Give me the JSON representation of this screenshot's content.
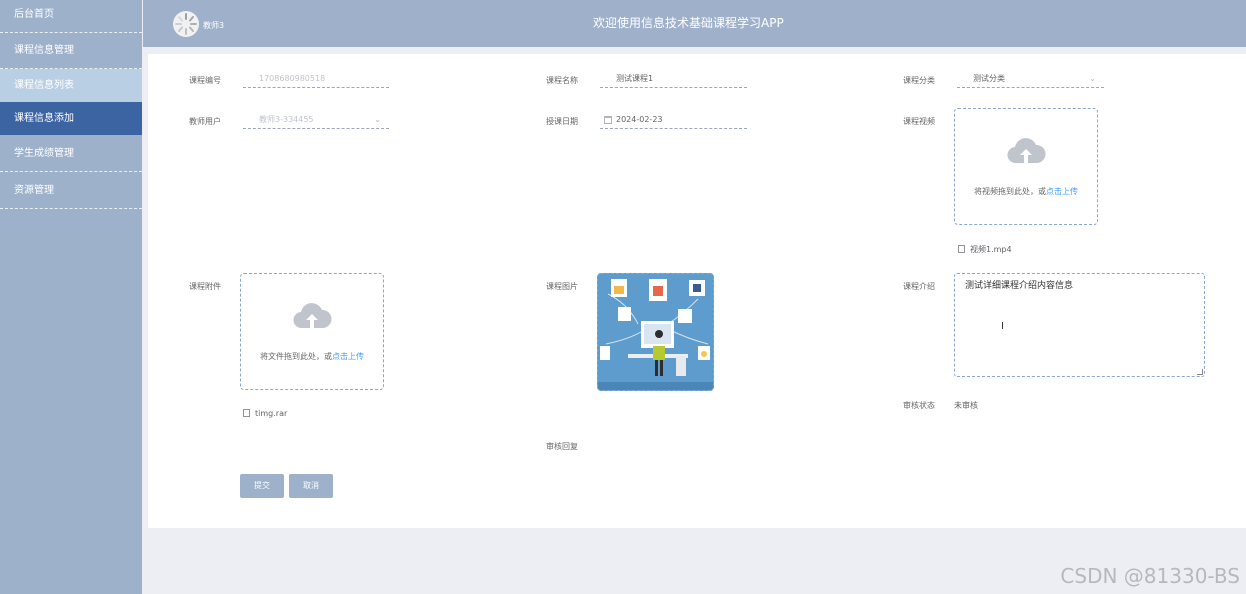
{
  "sidebar": {
    "items": [
      {
        "label": "后台首页"
      },
      {
        "label": "课程信息管理"
      },
      {
        "label": "课程信息列表"
      },
      {
        "label": "课程信息添加"
      },
      {
        "label": "学生成绩管理"
      },
      {
        "label": "资源管理"
      }
    ]
  },
  "header": {
    "user": "教师3",
    "title": "欢迎使用信息技术基础课程学习APP"
  },
  "form": {
    "course_no": {
      "label": "课程编号",
      "value": "1708680980518"
    },
    "course_name": {
      "label": "课程名称",
      "value": "测试课程1"
    },
    "course_category": {
      "label": "课程分类",
      "value": "测试分类"
    },
    "teacher_user": {
      "label": "教师用户",
      "value": "教师3-334455"
    },
    "teach_date": {
      "label": "授课日期",
      "value": "2024-02-23"
    },
    "course_video": {
      "label": "课程视频",
      "hint": "将视频拖到此处，或",
      "hint_link": "点击上传",
      "file": "视频1.mp4"
    },
    "course_attachment": {
      "label": "课程附件",
      "hint": "将文件拖到此处，或",
      "hint_link": "点击上传",
      "file": "timg.rar"
    },
    "course_image": {
      "label": "课程图片"
    },
    "course_intro": {
      "label": "课程介绍",
      "value": "测试详细课程介绍内容信息"
    },
    "review_status": {
      "label": "审核状态",
      "value": "未审核"
    },
    "review_reply": {
      "label": "审核回复"
    }
  },
  "buttons": {
    "submit": "提交",
    "cancel": "取消"
  },
  "watermark": "CSDN @81330-BS",
  "colors": {
    "sidebar": "#9db1cb",
    "active": "#3c64a2",
    "link": "#409eff"
  }
}
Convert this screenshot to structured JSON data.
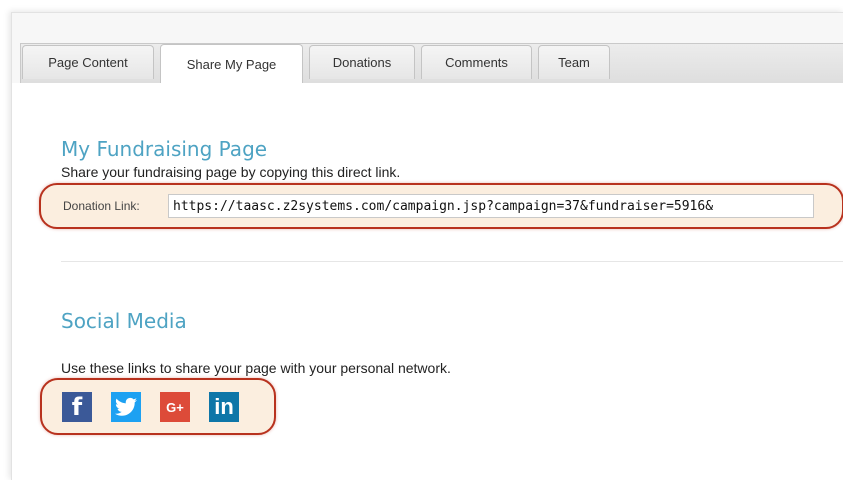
{
  "tabs": [
    {
      "label": "Page Content",
      "active": false
    },
    {
      "label": "Share My Page",
      "active": true
    },
    {
      "label": "Donations",
      "active": false
    },
    {
      "label": "Comments",
      "active": false
    },
    {
      "label": "Team",
      "active": false
    }
  ],
  "fundraising": {
    "title": "My Fundraising Page",
    "description": "Share your fundraising page by copying this direct link.",
    "link_label": "Donation Link:",
    "link_value": "https://taasc.z2systems.com/campaign.jsp?campaign=37&fundraiser=5916&"
  },
  "social": {
    "title": "Social Media",
    "description": "Use these links to share your page with your personal network.",
    "buttons": [
      {
        "icon": "facebook-icon",
        "glyph": "f",
        "color": "#3b5998"
      },
      {
        "icon": "twitter-icon",
        "glyph": "",
        "color": "#1da1f2"
      },
      {
        "icon": "google-plus-icon",
        "glyph": "G+",
        "color": "#dd4b39"
      },
      {
        "icon": "linkedin-icon",
        "glyph": "in",
        "color": "#0e76a8"
      }
    ]
  },
  "colors": {
    "heading": "#4ea3c3",
    "highlight_border": "#b8321e",
    "highlight_fill": "#fbeedf"
  }
}
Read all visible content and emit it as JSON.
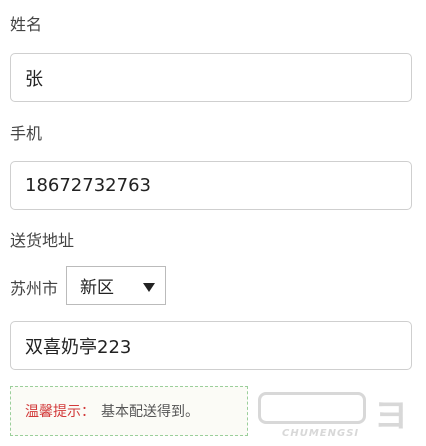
{
  "form": {
    "name_label": "姓名",
    "name_value": "张",
    "phone_label": "手机",
    "phone_value": "18672732763",
    "address_label": "送货地址",
    "city": "苏州市",
    "district_selected": "新区",
    "street_value": "双喜奶亭223"
  },
  "notice": {
    "title": "温馨提示：",
    "text": "基本配送得到。"
  },
  "watermark": {
    "text": "CHUMENGSI"
  }
}
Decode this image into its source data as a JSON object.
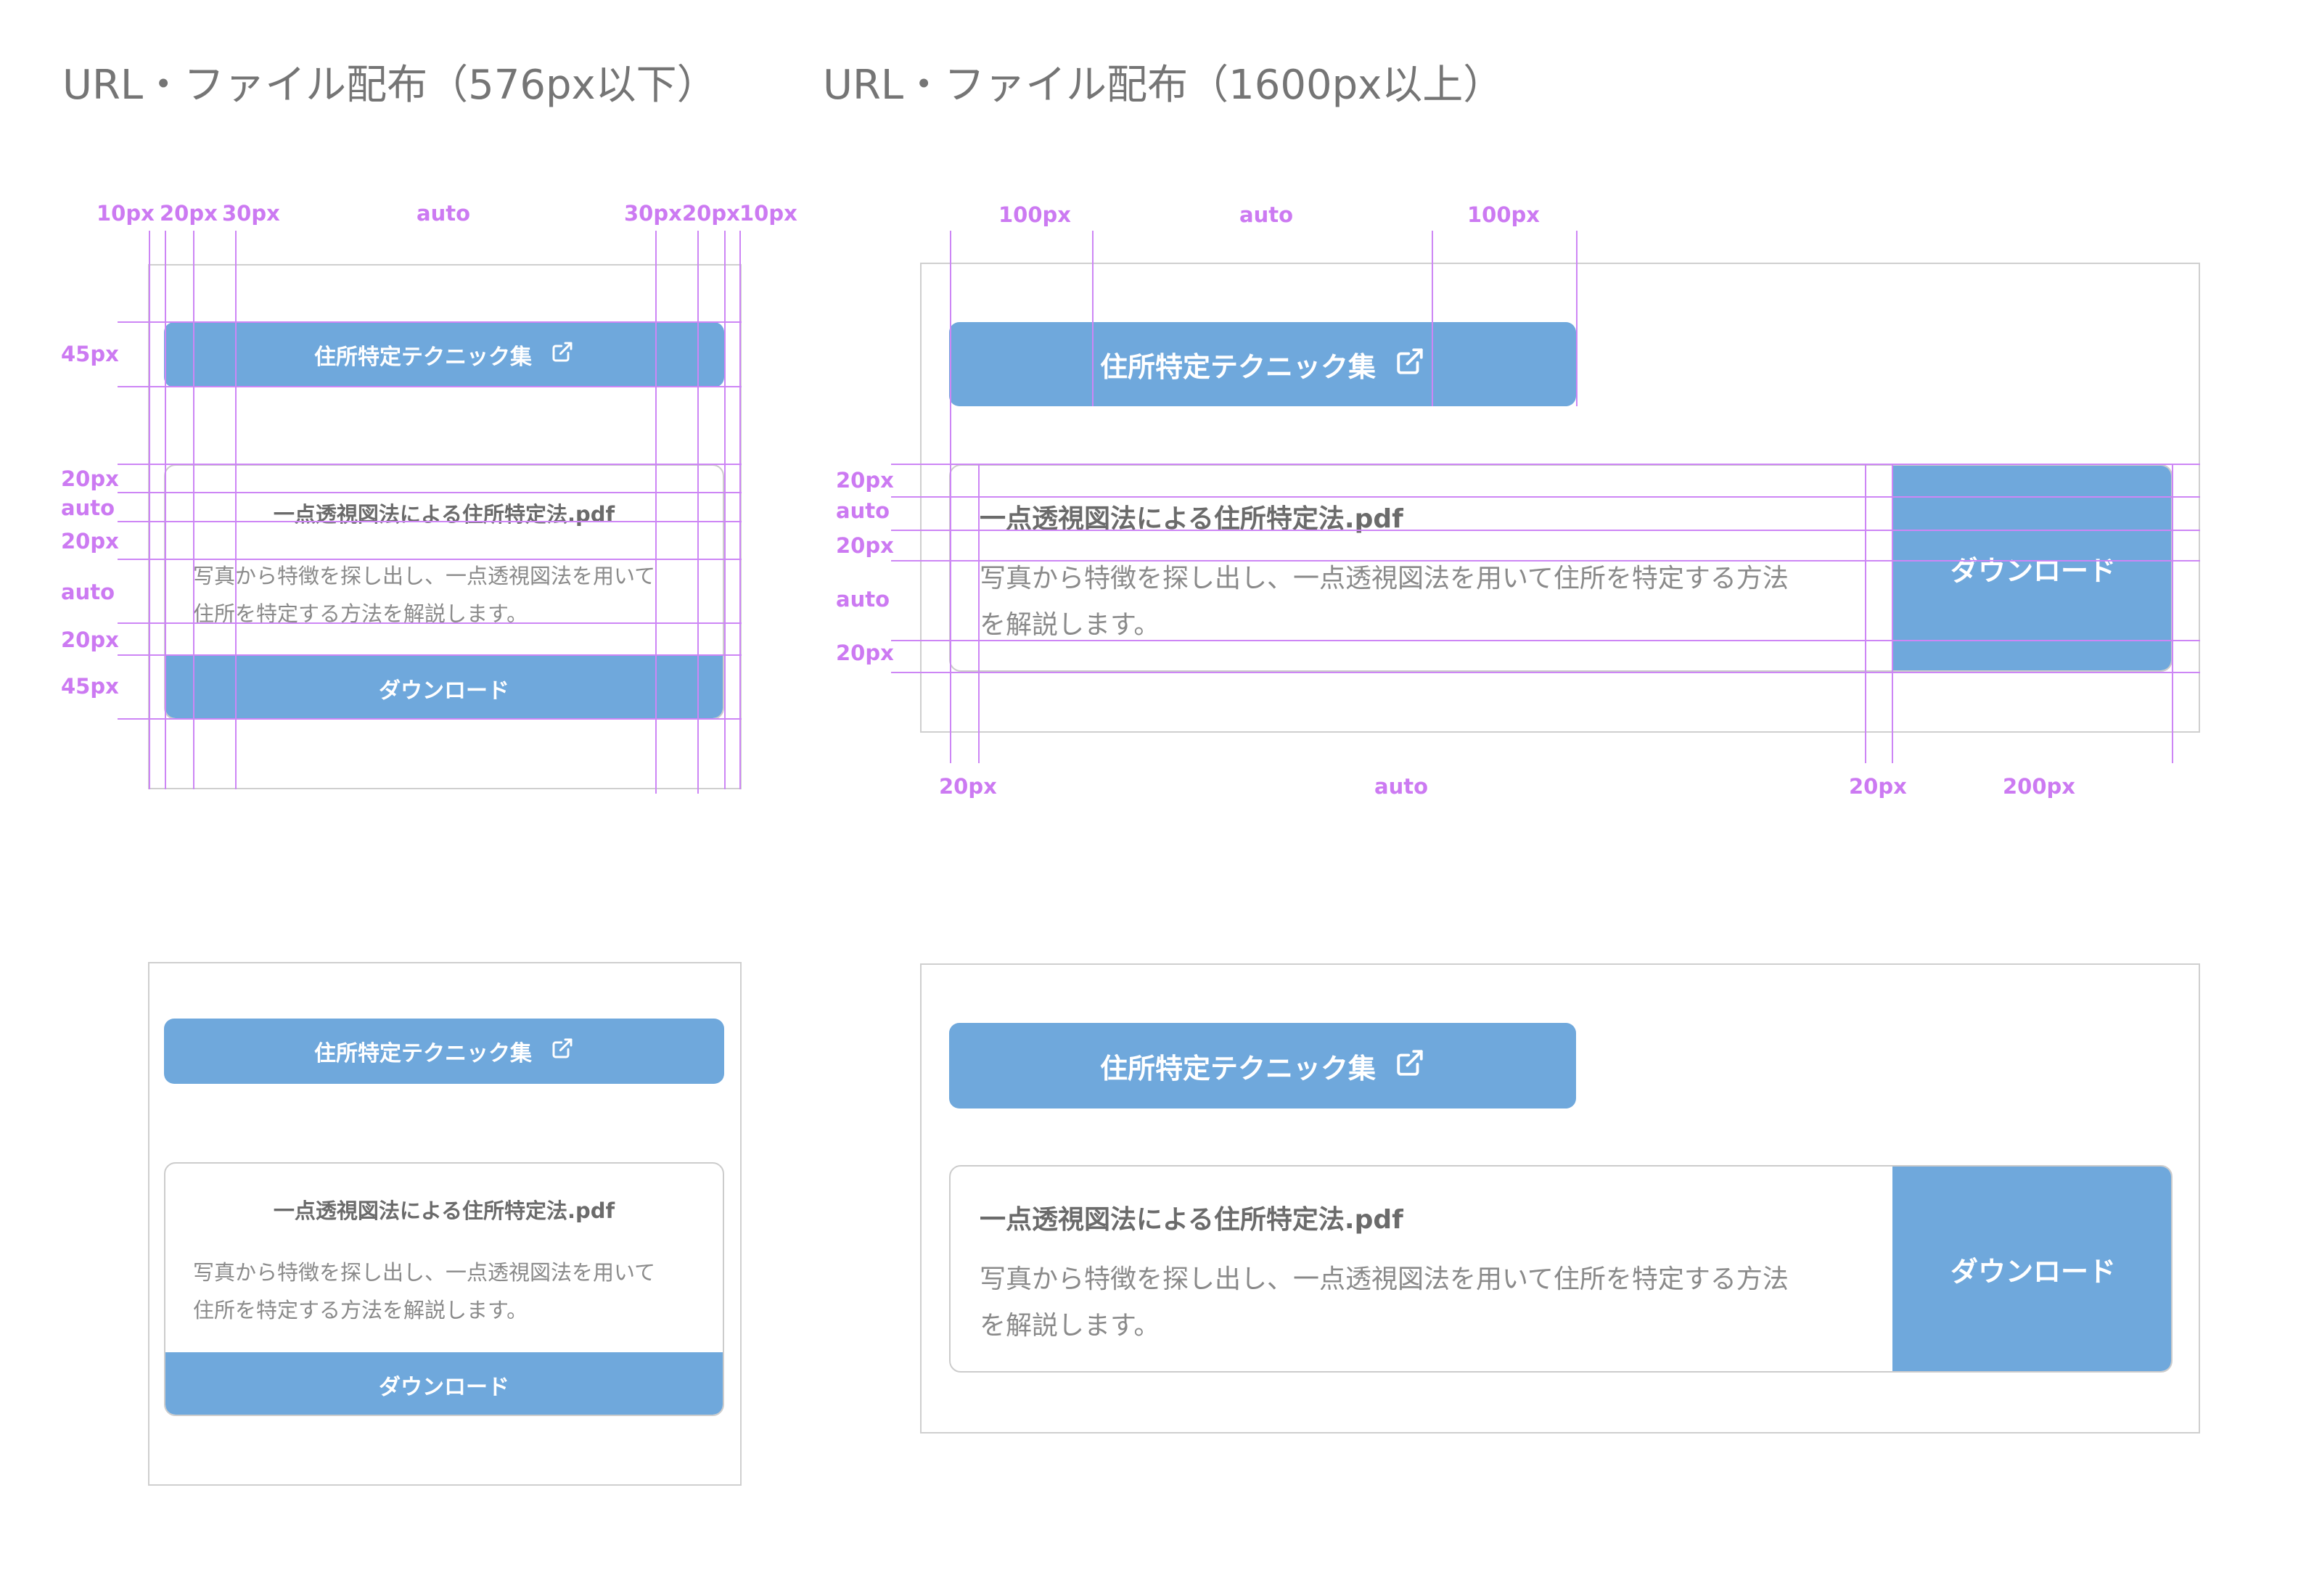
{
  "headings": {
    "small": "URL・ファイル配布（576px以下）",
    "large": "URL・ファイル配布（1600px以上）"
  },
  "component": {
    "link_button_label": "住所特定テクニック集",
    "link_icon": "external-link-icon",
    "file_name": "一点透視図法による住所特定法.pdf",
    "description": "写真から特徴を探し出し、一点透視図法を用いて住所を特定する方法を解説します。",
    "description_small_line1": "写真から特徴を探し出し、一点透視図法を用いて",
    "description_small_line2": "住所を特定する方法を解説します。",
    "description_large_line1": "写真から特徴を探し出し、一点透視図法を用いて住所を特定する方法",
    "description_large_line2": "を解説します。",
    "download_label": "ダウンロード"
  },
  "annotations": {
    "small_top": [
      "10px",
      "20px",
      "30px",
      "auto",
      "30px",
      "20px",
      "10px"
    ],
    "small_left": [
      "45px",
      "20px",
      "auto",
      "20px",
      "auto",
      "20px",
      "45px"
    ],
    "large_top": [
      "100px",
      "auto",
      "100px"
    ],
    "large_left": [
      "20px",
      "auto",
      "20px",
      "auto",
      "20px"
    ],
    "large_bottom": [
      "20px",
      "auto",
      "20px",
      "200px"
    ]
  },
  "colors": {
    "accent": "#6fa8dc",
    "annotation": "#cc7af2",
    "heading_text": "#757575",
    "frame_border": "#cfcfcf"
  }
}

_WHAT THE TASK ASKS:_
Identify the lines above with the word "写真から特徴を探し出し". Copy them.

_WRITTEN RESPONSE:_
    "description": "写真から特徴を探し出し、一点透視図法を用いて住所を特定する方法を解説します。",
    "description_small_line1": "写真から特徴を探し出し、一点透視図法を用いて",
    "description_large_line1": "写真から特徴を探し出し、一点透視図法を用いて住所を特定する方法",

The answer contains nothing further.